Will you quote all of the entries, word for word?

## BEGIN Records shown

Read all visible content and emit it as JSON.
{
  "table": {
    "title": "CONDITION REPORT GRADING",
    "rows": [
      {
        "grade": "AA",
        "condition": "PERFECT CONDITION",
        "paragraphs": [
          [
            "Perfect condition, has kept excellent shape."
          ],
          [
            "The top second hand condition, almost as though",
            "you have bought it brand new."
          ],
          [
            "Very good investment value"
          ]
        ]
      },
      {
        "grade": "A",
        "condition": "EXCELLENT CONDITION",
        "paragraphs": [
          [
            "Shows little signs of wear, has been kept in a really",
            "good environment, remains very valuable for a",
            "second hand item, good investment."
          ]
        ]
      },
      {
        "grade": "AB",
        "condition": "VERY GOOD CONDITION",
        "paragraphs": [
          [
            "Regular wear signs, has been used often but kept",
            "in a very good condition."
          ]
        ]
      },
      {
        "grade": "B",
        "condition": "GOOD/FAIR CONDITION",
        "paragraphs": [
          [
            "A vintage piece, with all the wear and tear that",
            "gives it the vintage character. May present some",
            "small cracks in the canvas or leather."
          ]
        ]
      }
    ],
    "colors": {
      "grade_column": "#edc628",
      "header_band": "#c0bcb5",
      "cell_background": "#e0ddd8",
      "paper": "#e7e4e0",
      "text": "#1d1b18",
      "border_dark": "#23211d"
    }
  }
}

## END Records shown

Answer to the exercise -
Read all visible content and emit it as JSON.
{
  "table": {
    "title": "CONDITION REPORT GRADING",
    "rows": [
      {
        "grade": "AA",
        "condition": "PERFECT CONDITION",
        "paragraphs": [
          [
            "Perfect condition, has kept excellent shape."
          ],
          [
            "The top second hand condition, almost as though",
            "you have bought it brand new."
          ],
          [
            "Very good investment value"
          ]
        ]
      },
      {
        "grade": "A",
        "condition": "EXCELLENT CONDITION",
        "paragraphs": [
          [
            "Shows little signs of wear, has been kept in a really",
            "good environment, remains very valuable for a",
            "second hand item, good investment."
          ]
        ]
      },
      {
        "grade": "AB",
        "condition": "VERY GOOD CONDITION",
        "paragraphs": [
          [
            "Regular wear signs, has been used often but kept",
            "in a very good condition."
          ]
        ]
      },
      {
        "grade": "B",
        "condition": "GOOD/FAIR CONDITION",
        "paragraphs": [
          [
            "A vintage piece, with all the wear and tear that",
            "gives it the vintage character. May present some",
            "small cracks in the canvas or leather."
          ]
        ]
      }
    ],
    "colors": {
      "grade_column": "#edc628",
      "header_band": "#c0bcb5",
      "cell_background": "#e0ddd8",
      "paper": "#e7e4e0",
      "text": "#1d1b18",
      "border_dark": "#23211d"
    }
  }
}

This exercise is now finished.